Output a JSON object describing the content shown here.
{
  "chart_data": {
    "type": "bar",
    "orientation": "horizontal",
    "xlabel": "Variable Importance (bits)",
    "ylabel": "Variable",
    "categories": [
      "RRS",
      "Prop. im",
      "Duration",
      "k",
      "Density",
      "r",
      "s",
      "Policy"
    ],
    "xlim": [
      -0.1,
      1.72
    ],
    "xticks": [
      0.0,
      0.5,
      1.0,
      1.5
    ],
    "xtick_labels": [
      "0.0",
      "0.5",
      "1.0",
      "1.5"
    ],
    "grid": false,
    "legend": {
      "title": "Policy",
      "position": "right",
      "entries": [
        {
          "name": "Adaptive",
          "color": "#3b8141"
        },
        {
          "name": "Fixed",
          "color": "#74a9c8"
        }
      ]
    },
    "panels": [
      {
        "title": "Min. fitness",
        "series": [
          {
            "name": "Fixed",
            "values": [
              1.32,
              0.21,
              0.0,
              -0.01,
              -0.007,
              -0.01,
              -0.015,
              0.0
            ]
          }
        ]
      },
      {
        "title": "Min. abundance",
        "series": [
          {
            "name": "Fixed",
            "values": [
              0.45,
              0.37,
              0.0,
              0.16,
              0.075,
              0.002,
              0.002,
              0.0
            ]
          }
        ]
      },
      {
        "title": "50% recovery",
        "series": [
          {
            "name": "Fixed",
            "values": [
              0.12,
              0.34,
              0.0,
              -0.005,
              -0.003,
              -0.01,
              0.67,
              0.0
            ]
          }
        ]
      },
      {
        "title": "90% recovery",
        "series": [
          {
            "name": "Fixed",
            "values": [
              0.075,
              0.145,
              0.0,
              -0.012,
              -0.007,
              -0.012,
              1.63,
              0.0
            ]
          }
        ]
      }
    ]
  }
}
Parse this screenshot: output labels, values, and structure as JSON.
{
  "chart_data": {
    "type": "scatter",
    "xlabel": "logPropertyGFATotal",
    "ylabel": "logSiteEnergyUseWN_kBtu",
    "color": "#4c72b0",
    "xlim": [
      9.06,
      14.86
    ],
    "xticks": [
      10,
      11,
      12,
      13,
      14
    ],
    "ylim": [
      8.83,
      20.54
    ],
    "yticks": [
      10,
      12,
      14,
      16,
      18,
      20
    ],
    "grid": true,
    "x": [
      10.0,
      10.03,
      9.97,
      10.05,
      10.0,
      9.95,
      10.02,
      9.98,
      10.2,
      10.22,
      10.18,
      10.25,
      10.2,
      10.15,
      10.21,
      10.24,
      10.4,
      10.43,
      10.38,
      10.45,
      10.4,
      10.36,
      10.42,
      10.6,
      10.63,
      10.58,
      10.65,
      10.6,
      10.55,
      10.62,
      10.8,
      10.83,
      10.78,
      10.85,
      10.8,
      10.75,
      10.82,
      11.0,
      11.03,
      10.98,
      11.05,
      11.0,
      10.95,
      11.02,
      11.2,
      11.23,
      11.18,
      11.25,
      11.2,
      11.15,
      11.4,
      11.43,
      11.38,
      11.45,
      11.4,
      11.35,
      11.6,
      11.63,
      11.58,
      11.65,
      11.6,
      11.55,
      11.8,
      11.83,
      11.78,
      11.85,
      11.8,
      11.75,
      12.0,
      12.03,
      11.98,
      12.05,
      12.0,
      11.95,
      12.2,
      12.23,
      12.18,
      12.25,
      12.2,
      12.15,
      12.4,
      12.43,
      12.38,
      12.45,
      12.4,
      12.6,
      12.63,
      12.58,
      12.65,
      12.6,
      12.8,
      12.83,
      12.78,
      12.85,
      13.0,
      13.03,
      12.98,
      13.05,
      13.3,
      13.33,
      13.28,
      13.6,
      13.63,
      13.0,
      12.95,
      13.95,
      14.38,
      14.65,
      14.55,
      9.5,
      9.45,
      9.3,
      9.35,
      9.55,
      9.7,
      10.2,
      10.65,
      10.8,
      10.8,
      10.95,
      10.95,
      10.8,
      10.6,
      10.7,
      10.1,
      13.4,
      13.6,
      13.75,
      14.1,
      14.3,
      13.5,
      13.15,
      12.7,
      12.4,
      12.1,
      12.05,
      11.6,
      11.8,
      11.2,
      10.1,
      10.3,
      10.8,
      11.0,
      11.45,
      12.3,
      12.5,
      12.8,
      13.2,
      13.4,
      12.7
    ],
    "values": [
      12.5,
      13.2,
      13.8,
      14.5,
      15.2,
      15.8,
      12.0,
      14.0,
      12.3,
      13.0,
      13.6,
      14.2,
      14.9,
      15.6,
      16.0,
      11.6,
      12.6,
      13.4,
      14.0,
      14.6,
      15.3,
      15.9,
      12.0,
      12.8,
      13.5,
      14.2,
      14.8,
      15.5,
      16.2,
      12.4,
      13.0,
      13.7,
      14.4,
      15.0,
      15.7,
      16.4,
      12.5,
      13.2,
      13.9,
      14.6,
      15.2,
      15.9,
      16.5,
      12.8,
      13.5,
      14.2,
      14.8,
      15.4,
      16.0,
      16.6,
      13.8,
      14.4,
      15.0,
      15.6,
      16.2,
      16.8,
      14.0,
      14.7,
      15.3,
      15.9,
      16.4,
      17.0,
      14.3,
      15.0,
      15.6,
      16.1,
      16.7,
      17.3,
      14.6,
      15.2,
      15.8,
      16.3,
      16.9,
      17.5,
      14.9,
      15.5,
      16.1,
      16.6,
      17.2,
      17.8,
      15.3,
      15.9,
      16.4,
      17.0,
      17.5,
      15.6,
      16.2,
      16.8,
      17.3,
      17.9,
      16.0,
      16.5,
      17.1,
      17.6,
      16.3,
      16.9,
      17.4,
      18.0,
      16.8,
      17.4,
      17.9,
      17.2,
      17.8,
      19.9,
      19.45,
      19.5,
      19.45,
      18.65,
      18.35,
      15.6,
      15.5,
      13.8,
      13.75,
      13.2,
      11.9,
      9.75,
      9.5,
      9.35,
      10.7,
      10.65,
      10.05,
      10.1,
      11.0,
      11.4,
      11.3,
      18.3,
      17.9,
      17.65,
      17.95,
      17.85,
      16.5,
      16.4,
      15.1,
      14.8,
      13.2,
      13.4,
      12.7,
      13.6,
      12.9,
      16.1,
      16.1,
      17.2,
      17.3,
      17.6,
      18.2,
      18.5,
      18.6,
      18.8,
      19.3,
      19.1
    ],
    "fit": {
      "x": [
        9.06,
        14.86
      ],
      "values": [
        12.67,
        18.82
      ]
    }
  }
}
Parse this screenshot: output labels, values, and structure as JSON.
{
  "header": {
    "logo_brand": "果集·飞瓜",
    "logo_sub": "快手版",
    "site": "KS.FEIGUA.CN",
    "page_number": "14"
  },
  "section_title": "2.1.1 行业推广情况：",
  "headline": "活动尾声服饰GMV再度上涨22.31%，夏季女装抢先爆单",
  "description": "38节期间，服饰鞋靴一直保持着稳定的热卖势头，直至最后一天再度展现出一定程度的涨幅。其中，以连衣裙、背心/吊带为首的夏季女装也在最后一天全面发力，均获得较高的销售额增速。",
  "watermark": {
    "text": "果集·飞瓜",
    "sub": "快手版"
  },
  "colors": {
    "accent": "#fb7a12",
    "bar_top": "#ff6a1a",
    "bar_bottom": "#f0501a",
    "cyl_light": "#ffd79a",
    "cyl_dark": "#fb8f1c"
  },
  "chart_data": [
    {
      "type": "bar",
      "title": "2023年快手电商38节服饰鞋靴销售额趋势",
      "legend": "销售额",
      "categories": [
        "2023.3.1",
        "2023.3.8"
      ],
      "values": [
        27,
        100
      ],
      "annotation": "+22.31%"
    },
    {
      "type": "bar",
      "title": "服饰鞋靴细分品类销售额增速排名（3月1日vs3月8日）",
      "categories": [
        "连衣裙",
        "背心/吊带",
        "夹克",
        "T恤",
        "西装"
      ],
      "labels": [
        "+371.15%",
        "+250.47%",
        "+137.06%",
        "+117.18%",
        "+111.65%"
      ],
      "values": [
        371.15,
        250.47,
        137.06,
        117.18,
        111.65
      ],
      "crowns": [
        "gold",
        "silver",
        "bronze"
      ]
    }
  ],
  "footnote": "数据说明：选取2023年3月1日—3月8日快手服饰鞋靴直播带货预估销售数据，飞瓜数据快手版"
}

• • • • • • •

### THE EXERCISE:
Extract every line above containing the word "ylabel".

### RESPONSE FOR THIS EXERCISE:
    "ylabel": "Variable",
    "ylabel": "logSiteEnergyUseWN_kBtu",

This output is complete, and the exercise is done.